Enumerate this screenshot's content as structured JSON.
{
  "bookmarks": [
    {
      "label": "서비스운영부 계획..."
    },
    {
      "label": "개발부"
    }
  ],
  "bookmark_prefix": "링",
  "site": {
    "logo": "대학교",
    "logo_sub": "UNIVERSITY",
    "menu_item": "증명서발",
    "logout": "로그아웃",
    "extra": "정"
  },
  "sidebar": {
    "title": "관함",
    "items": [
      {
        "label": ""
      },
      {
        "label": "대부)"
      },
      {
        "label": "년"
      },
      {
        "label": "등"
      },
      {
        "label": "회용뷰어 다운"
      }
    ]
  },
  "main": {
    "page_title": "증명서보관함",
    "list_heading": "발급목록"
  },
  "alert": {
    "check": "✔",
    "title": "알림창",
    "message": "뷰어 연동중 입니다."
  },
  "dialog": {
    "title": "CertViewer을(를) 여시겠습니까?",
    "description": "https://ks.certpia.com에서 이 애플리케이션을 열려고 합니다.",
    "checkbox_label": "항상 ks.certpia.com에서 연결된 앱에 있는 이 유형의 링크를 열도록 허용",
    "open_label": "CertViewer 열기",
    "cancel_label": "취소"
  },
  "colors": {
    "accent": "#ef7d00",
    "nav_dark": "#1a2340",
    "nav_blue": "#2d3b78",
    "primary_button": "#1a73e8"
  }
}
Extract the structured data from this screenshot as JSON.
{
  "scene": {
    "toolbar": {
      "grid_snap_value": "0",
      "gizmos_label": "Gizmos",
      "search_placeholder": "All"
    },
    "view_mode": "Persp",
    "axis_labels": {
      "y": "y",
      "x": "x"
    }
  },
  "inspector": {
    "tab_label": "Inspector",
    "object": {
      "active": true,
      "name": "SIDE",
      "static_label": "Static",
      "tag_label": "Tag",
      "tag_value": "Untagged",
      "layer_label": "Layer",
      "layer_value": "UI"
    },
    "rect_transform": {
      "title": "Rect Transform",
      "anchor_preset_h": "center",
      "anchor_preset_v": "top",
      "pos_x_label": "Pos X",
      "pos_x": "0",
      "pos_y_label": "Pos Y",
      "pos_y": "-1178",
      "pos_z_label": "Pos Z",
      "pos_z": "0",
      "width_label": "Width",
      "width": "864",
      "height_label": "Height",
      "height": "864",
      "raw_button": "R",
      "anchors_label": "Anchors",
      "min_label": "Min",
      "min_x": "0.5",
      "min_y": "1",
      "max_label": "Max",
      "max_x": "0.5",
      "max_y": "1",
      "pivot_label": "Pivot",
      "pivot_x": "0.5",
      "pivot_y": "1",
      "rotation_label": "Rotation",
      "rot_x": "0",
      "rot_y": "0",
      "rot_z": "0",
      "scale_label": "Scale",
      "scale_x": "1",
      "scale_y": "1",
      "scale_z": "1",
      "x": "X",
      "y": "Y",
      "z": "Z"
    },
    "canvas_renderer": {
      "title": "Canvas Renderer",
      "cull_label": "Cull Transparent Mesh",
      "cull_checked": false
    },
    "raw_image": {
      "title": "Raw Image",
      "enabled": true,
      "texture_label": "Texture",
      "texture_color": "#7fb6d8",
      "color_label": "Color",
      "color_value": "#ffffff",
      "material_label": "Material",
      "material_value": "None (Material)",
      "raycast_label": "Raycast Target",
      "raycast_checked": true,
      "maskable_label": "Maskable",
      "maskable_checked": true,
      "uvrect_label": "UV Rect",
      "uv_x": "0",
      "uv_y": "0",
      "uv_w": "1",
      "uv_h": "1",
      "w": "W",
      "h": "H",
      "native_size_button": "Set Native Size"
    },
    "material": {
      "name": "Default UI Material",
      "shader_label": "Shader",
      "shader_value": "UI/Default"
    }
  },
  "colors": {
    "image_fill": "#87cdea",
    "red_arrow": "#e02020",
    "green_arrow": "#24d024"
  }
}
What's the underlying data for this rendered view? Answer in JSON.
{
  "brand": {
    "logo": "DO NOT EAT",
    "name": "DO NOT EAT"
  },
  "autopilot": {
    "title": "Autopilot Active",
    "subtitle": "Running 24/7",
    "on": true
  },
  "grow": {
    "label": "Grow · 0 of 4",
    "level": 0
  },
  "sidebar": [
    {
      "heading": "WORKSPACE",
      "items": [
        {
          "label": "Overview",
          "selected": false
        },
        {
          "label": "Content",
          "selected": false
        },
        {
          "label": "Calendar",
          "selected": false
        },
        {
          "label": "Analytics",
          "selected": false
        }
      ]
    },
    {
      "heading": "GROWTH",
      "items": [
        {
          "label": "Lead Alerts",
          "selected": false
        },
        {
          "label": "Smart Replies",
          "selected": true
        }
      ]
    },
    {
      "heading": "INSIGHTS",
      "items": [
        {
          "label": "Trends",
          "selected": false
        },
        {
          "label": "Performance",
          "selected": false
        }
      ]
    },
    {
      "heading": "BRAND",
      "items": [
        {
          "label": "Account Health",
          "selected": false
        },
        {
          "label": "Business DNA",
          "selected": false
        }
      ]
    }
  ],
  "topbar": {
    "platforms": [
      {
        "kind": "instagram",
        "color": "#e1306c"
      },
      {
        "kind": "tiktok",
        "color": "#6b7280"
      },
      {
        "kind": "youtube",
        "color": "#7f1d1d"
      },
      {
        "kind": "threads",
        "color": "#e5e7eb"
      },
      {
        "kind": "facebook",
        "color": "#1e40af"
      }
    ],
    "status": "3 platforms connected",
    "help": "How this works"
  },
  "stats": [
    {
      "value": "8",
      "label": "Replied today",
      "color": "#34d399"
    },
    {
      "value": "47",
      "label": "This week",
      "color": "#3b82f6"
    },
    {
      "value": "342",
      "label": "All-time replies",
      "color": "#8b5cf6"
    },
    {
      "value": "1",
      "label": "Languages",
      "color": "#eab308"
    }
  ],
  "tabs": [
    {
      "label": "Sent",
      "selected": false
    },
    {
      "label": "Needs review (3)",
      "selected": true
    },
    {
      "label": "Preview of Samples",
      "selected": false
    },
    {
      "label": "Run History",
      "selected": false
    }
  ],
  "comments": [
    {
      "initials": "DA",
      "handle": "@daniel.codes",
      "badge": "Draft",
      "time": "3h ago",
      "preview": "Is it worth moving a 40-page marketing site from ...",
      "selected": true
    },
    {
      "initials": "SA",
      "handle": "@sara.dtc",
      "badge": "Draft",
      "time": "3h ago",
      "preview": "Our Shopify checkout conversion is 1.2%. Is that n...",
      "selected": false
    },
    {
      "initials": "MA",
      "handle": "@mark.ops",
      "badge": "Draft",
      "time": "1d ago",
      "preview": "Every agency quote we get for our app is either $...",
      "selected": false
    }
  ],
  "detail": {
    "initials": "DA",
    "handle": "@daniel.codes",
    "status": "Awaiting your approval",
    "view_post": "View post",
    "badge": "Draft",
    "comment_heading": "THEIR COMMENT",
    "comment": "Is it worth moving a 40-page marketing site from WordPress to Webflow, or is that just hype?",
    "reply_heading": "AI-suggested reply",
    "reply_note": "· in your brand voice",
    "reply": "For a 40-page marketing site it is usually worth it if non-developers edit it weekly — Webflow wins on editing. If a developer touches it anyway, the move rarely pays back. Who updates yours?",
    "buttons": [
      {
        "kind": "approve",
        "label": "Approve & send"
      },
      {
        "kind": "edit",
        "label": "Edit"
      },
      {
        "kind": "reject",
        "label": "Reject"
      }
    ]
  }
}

Aim of the task: Find the word "marketing" in the entries, and copy every line it shows up in.

Result of this exercise:
      "preview": "Is it worth moving a 40-page marketing site from ...",
    "comment": "Is it worth moving a 40-page marketing site from WordPress to Webflow, or is that just hype?",
    "reply": "For a 40-page marketing site it is usually worth it if non-developers edit it weekly — Webflow wins on editing. If a developer touches it anyway, the move rarely pays back. Who updates yours?",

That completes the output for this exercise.